> GOAL:
Extract all lines containing "Terapiler".

> GIVEN RECORDS:
□ □ □ □ □

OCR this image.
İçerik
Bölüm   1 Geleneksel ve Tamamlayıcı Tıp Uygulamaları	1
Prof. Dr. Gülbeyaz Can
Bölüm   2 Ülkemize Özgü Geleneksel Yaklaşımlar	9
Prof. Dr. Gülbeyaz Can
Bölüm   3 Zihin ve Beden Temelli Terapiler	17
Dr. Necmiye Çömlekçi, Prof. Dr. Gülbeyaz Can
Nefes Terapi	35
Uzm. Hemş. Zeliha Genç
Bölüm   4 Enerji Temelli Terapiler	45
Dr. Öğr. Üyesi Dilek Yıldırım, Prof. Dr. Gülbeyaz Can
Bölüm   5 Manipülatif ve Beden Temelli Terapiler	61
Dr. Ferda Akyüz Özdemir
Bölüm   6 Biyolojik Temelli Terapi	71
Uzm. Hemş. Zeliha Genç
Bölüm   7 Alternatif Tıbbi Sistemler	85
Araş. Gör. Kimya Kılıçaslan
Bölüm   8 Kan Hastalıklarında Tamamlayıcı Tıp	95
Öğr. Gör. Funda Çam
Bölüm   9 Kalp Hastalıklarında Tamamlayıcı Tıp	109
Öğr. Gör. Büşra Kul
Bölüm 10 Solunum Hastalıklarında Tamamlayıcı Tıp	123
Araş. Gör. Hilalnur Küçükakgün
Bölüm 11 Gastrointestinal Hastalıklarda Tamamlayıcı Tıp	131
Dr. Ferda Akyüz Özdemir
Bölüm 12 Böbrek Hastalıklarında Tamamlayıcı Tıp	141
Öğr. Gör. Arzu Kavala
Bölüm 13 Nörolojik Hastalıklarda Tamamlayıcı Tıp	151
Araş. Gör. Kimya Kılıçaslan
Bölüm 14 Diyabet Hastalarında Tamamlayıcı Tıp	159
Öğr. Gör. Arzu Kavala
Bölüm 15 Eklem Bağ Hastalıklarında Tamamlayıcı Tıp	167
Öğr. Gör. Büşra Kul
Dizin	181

□ □ □ □ □

> SOLUTION:
Bölüm   3 Zihin ve Beden Temelli Terapiler	17
Bölüm   4 Enerji Temelli Terapiler	45
Bölüm   5 Manipülatif ve Beden Temelli Terapiler	61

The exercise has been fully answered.